#### Task objective:
Locate all lines in the data below that hold "Twin" and show them.

#### Records provided:
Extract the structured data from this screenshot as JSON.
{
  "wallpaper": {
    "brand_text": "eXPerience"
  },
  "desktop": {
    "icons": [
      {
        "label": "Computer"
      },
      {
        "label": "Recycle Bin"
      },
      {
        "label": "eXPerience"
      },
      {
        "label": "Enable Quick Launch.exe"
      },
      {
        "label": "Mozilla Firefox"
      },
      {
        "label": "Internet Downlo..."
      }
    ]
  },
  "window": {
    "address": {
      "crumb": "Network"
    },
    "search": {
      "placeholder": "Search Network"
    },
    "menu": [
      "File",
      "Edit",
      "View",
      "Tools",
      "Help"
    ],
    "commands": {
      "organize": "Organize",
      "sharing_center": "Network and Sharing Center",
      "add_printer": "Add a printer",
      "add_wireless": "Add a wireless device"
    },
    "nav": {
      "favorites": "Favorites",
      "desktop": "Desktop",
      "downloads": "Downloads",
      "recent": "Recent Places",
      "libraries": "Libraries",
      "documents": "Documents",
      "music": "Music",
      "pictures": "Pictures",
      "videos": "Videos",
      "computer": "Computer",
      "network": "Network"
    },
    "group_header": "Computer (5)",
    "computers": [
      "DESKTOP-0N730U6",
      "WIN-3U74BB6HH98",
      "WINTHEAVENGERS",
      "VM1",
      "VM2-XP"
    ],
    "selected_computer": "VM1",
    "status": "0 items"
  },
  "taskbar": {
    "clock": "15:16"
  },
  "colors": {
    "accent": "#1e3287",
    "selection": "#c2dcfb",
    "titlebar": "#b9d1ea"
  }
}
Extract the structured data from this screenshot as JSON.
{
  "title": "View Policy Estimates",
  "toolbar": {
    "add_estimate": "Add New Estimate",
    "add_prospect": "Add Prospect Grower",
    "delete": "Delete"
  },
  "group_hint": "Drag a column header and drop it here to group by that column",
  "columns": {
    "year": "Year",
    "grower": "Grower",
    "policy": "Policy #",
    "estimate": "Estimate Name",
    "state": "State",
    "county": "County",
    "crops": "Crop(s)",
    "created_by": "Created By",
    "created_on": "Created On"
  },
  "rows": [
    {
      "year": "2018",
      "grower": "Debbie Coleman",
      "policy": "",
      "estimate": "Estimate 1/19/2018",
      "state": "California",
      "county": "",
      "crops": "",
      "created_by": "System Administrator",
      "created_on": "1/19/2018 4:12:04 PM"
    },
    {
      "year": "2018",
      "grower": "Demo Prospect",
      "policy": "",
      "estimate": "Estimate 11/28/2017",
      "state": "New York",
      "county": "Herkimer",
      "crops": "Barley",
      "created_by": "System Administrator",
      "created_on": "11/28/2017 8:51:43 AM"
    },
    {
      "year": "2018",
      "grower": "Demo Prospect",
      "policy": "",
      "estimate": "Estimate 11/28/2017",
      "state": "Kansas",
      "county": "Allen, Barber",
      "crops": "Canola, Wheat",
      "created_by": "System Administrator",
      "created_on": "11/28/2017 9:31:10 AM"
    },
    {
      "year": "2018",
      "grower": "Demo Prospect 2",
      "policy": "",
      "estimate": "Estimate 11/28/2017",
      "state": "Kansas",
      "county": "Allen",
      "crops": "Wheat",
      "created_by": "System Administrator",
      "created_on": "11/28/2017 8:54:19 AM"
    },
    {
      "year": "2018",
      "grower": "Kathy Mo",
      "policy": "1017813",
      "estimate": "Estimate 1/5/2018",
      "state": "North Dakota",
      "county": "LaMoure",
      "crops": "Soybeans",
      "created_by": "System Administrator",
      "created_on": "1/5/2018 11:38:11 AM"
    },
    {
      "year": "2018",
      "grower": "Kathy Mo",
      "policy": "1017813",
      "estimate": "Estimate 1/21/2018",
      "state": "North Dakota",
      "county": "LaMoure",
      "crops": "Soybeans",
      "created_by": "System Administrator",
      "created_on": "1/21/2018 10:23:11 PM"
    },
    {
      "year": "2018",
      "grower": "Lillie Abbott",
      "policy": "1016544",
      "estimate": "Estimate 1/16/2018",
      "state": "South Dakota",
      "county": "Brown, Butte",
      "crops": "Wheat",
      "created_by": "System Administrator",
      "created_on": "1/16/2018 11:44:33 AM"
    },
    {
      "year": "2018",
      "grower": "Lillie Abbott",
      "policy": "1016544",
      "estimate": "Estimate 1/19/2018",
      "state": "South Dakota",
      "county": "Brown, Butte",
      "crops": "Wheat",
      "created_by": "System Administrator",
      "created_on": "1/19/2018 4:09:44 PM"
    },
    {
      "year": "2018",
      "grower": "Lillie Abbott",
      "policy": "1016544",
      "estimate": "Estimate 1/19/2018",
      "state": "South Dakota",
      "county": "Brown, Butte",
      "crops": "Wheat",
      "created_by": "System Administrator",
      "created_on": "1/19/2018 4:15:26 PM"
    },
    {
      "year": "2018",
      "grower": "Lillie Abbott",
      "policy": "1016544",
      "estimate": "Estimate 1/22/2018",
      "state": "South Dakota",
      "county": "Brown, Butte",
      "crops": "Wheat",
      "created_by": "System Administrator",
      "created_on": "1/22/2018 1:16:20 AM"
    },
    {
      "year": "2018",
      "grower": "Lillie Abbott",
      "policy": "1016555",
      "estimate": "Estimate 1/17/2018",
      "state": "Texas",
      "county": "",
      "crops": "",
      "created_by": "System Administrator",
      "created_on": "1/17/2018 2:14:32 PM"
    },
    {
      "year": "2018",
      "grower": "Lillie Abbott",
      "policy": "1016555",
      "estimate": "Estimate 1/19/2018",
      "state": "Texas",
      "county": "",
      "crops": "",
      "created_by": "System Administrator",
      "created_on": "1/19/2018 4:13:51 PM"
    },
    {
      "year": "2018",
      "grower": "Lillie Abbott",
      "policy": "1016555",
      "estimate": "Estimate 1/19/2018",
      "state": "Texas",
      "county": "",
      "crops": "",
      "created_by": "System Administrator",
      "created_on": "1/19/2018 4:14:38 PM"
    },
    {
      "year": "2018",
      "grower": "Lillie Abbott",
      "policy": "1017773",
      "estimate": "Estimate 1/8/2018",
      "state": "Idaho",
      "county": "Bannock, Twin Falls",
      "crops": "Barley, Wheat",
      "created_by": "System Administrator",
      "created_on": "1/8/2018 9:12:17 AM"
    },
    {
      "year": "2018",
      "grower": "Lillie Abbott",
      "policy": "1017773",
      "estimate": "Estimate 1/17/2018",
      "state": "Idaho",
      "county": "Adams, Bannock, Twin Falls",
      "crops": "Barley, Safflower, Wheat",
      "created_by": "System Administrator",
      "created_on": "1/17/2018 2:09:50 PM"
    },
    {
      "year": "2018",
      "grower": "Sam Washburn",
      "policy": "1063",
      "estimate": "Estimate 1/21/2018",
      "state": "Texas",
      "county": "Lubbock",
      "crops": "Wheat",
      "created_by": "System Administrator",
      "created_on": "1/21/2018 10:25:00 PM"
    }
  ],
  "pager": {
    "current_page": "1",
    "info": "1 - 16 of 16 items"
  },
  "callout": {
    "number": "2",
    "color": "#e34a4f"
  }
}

#### Written solution:
      "county": "Bannock, Twin Falls",
      "county": "Adams, Bannock, Twin Falls",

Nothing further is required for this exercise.